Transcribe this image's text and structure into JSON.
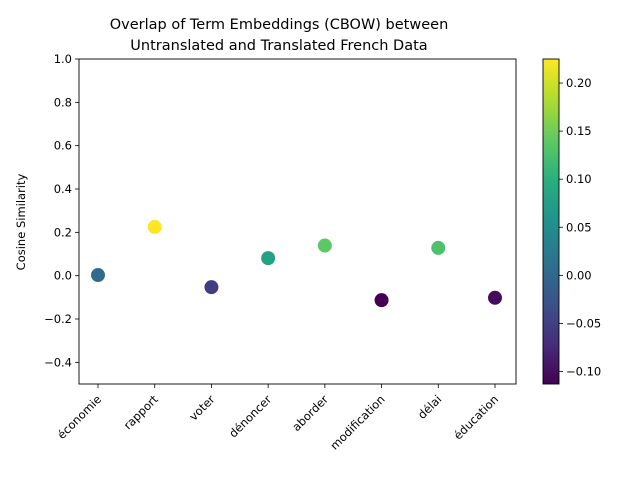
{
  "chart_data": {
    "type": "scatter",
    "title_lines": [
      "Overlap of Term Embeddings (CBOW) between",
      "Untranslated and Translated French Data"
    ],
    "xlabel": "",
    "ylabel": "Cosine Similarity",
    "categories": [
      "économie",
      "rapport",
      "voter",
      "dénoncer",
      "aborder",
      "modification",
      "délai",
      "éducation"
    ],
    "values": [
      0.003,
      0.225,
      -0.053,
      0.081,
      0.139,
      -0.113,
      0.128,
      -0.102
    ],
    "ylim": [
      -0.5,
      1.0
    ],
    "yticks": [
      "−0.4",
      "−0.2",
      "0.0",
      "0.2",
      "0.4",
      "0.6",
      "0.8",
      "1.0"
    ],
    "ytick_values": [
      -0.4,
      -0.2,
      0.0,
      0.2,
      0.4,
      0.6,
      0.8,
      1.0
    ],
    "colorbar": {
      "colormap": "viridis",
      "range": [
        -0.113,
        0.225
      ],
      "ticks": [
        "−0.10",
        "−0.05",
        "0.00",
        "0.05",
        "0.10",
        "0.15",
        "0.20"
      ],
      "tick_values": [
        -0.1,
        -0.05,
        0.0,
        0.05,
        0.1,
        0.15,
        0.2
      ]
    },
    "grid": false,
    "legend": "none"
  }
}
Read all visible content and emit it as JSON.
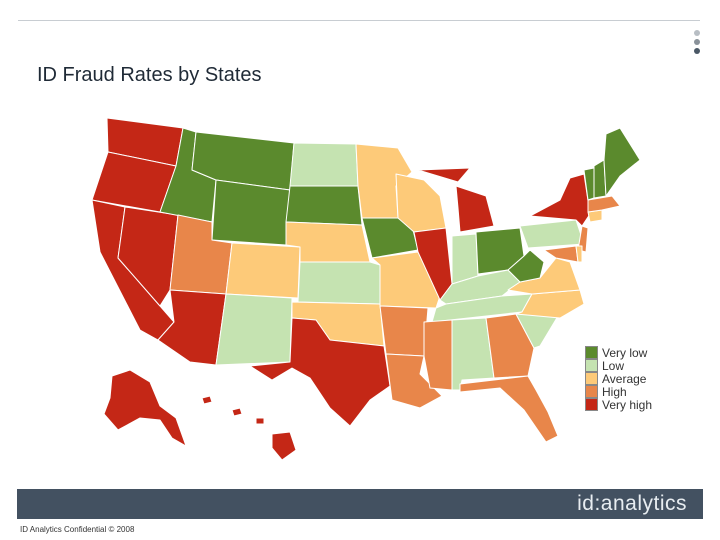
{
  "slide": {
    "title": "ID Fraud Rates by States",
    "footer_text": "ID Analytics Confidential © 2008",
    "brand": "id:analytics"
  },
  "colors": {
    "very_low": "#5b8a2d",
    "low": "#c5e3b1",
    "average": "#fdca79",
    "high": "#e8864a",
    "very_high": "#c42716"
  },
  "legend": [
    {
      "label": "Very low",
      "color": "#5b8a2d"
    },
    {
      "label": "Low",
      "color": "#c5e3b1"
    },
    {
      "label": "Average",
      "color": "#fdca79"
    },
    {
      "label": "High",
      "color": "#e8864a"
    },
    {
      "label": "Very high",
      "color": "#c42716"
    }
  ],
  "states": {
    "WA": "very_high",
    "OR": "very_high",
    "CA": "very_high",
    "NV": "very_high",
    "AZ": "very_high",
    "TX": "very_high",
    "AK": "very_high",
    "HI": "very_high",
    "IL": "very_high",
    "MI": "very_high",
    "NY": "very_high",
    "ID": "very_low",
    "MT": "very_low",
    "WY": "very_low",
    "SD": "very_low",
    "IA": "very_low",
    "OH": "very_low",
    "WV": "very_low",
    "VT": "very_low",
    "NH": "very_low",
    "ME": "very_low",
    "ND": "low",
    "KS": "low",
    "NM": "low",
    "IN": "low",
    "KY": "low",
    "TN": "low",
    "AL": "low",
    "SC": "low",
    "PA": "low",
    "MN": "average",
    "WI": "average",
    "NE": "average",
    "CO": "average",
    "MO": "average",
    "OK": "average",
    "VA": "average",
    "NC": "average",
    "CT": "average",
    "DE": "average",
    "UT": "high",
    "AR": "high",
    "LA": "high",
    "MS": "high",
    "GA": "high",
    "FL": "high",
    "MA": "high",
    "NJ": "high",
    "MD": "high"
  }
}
* * *
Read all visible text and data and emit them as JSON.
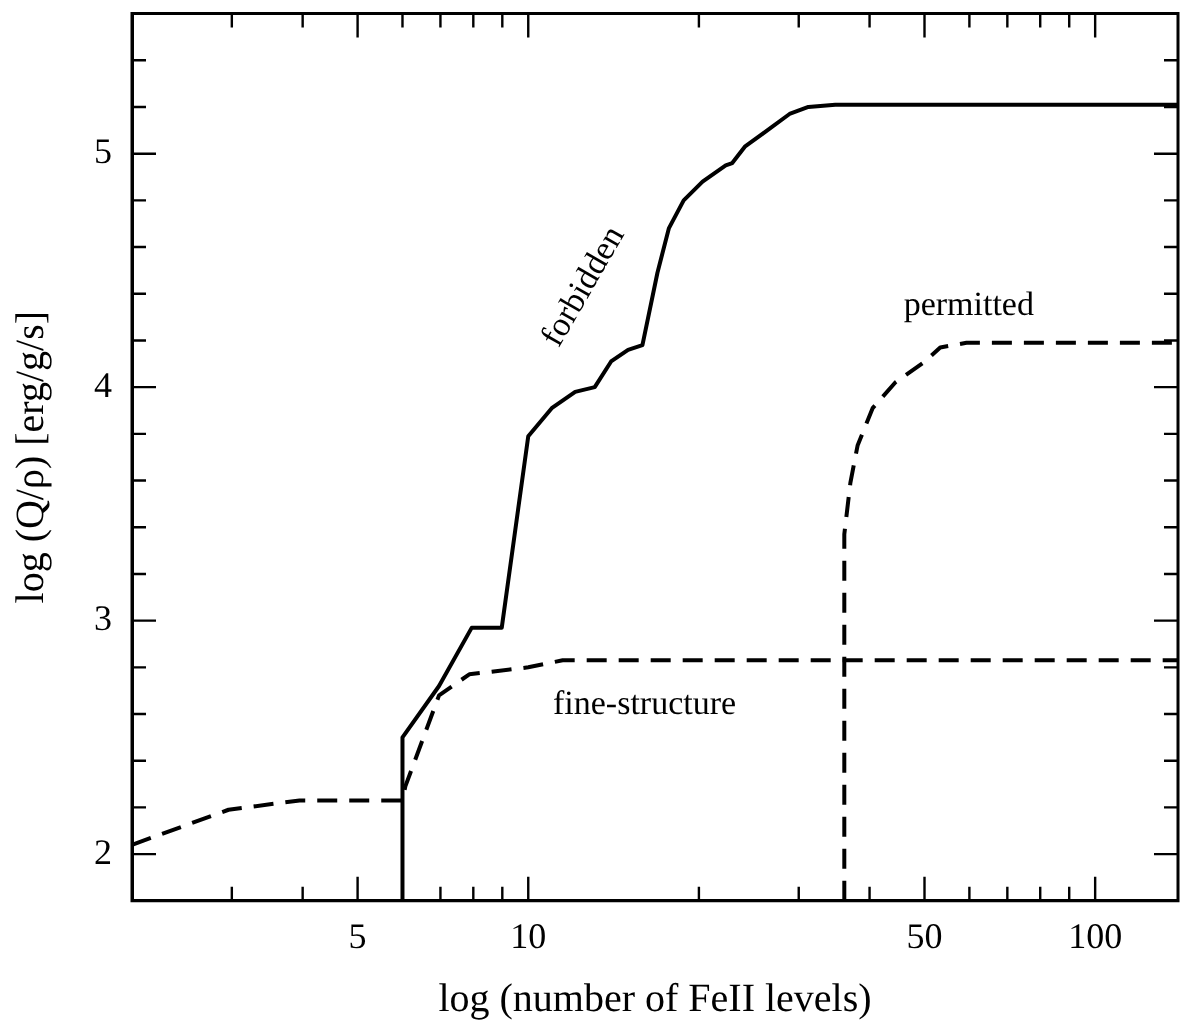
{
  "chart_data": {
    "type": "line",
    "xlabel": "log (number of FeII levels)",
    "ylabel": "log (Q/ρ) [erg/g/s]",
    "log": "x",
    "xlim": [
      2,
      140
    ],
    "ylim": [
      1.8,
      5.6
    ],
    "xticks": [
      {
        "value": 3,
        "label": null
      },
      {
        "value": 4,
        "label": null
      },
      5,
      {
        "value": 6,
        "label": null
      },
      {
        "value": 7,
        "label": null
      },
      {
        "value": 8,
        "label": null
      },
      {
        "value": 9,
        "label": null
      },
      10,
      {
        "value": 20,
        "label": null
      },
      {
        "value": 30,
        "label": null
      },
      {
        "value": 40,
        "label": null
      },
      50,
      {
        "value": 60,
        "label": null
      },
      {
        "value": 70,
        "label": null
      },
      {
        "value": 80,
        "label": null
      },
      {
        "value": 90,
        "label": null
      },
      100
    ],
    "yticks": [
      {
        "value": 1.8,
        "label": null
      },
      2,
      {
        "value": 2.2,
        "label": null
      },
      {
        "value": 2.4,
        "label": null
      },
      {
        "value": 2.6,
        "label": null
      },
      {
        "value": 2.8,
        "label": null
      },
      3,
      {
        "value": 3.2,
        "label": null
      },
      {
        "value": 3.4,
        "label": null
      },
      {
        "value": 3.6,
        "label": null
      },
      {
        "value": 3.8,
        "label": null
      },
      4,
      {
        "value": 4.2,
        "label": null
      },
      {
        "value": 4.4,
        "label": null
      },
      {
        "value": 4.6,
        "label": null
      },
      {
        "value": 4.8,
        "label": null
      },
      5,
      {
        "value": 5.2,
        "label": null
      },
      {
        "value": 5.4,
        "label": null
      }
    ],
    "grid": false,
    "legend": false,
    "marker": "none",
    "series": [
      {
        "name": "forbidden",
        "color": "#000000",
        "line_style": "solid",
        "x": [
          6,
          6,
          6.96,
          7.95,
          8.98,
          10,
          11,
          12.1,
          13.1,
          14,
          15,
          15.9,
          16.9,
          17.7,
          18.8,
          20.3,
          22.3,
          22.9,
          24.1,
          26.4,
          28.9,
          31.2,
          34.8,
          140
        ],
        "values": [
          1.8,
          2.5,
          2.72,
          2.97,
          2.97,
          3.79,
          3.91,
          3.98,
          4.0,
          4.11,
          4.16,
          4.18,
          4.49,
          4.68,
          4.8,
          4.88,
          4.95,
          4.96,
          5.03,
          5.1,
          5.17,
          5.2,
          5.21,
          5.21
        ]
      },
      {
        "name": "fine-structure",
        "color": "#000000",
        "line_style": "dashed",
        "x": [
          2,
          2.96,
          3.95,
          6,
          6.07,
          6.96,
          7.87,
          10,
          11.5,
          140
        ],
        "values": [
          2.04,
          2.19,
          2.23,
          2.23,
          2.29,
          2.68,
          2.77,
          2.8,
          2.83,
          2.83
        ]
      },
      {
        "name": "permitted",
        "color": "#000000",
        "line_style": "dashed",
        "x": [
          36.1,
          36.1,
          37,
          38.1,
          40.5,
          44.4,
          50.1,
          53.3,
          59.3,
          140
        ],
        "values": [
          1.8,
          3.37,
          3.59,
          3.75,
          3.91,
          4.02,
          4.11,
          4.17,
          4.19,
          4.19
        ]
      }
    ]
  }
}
...
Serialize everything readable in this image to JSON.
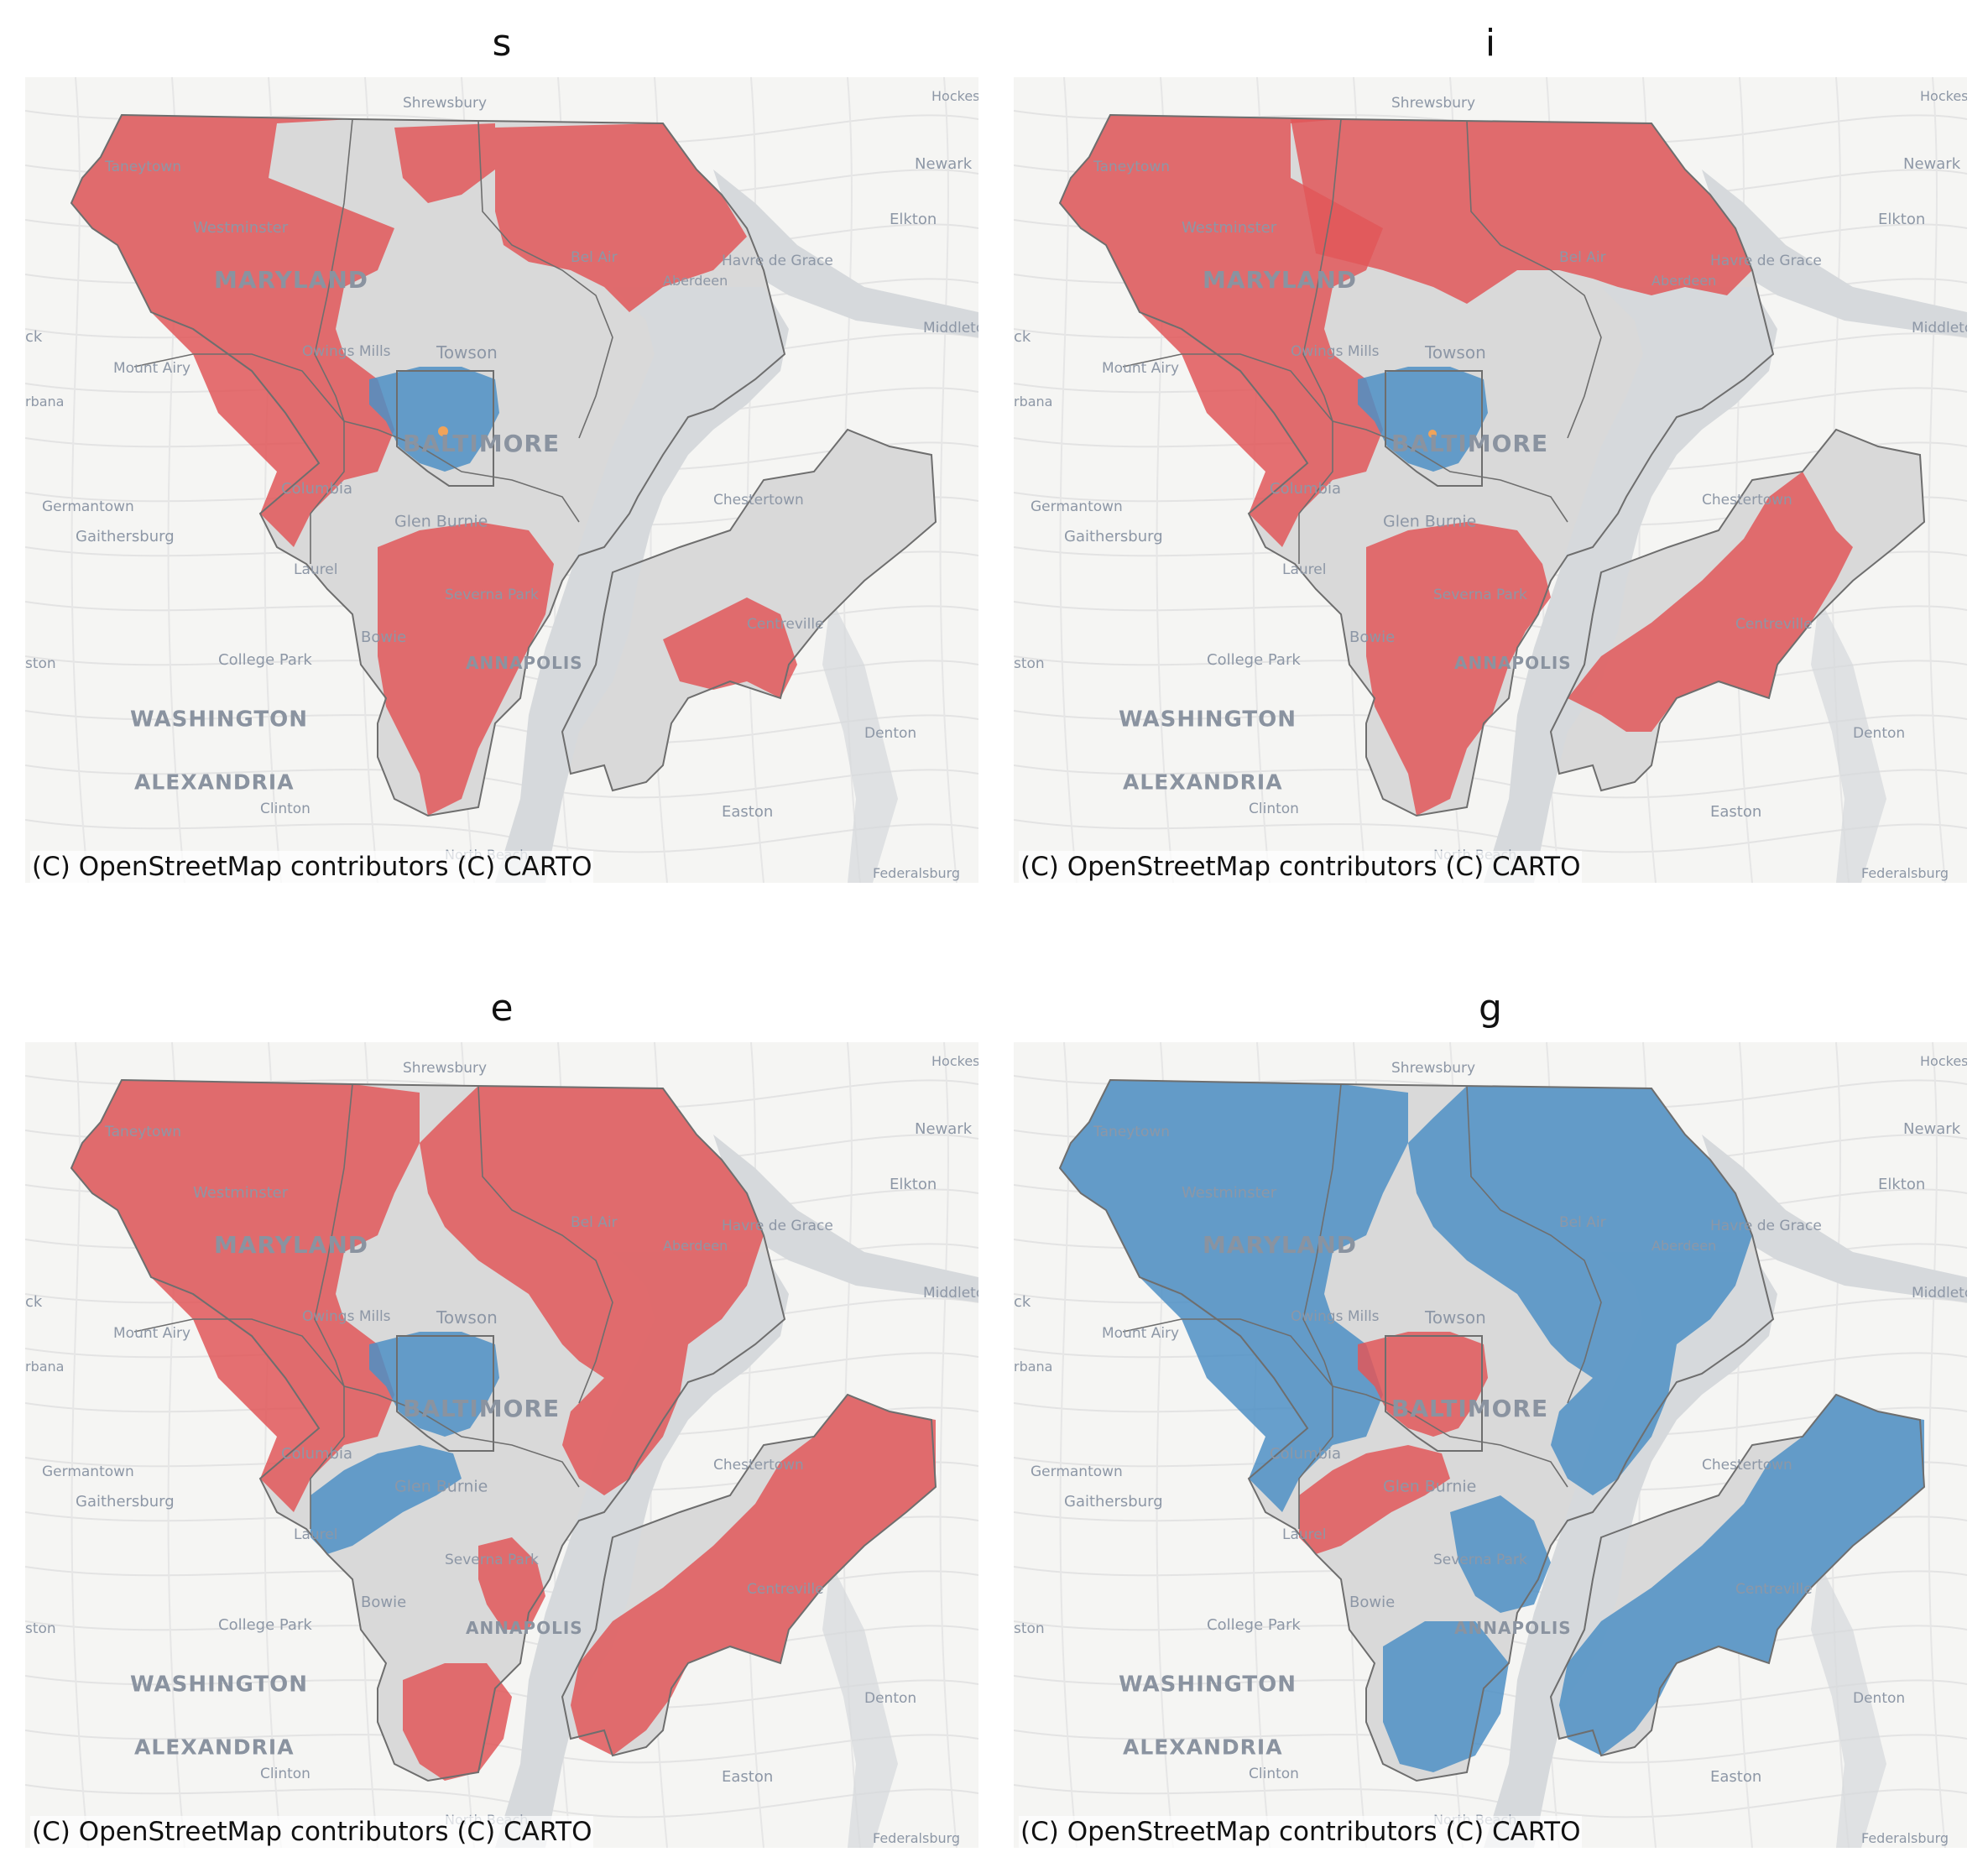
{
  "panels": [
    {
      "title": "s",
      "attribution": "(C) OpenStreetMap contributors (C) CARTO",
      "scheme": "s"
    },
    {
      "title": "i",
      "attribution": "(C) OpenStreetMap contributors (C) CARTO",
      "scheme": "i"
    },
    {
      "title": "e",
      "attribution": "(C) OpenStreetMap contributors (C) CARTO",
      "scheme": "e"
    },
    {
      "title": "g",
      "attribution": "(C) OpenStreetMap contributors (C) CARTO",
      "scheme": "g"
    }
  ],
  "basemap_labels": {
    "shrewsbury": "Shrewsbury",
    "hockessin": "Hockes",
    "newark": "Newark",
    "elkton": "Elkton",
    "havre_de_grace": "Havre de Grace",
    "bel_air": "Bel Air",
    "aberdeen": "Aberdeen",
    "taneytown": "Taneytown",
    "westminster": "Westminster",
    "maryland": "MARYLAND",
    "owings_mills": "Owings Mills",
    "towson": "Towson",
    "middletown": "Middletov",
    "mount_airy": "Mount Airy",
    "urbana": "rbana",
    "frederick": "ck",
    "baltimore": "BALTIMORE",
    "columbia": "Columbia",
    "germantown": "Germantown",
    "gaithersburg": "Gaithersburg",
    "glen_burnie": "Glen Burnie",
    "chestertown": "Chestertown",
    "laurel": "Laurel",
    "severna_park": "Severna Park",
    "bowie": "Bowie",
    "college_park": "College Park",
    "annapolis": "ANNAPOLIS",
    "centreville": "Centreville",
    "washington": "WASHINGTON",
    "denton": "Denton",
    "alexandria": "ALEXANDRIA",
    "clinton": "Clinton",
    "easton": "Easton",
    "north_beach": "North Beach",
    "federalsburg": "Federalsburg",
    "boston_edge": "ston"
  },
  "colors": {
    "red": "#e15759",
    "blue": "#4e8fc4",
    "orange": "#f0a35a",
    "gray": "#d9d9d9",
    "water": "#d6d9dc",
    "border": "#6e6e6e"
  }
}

What this task involves: Among the lines above, count those containing the word "Park" and give nothing but the result.

Solution to this problem: 2